## Exercise
Print the records below exactly, leaving out nothing.

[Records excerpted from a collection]
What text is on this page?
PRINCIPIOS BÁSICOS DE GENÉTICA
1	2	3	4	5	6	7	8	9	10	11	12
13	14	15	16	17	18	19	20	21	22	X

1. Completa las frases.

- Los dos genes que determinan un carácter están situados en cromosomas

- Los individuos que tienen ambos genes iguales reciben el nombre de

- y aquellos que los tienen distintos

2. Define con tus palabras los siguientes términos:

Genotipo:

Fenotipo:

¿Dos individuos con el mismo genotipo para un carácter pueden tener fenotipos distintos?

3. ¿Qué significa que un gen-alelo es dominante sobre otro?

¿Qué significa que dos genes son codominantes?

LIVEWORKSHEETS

## Reply to the exercise
What text is on this page?
PRINCIPIOS BÁSICOS DE GENÉTICA
1	2	3	4	5	6	7	8	9	10	11	12
13	14	15	16	17	18	19	20	21	22	X

1. Completa las frases.

- Los dos genes que determinan un carácter están situados en cromosomas

- Los individuos que tienen ambos genes iguales reciben el nombre de

- y aquellos que los tienen distintos

2. Define con tus palabras los siguientes términos:

Genotipo:

Fenotipo:

¿Dos individuos con el mismo genotipo para un carácter pueden tener fenotipos distintos?

3. ¿Qué significa que un gen-alelo es dominante sobre otro?

¿Qué significa que dos genes son codominantes?

LIVEWORKSHEETS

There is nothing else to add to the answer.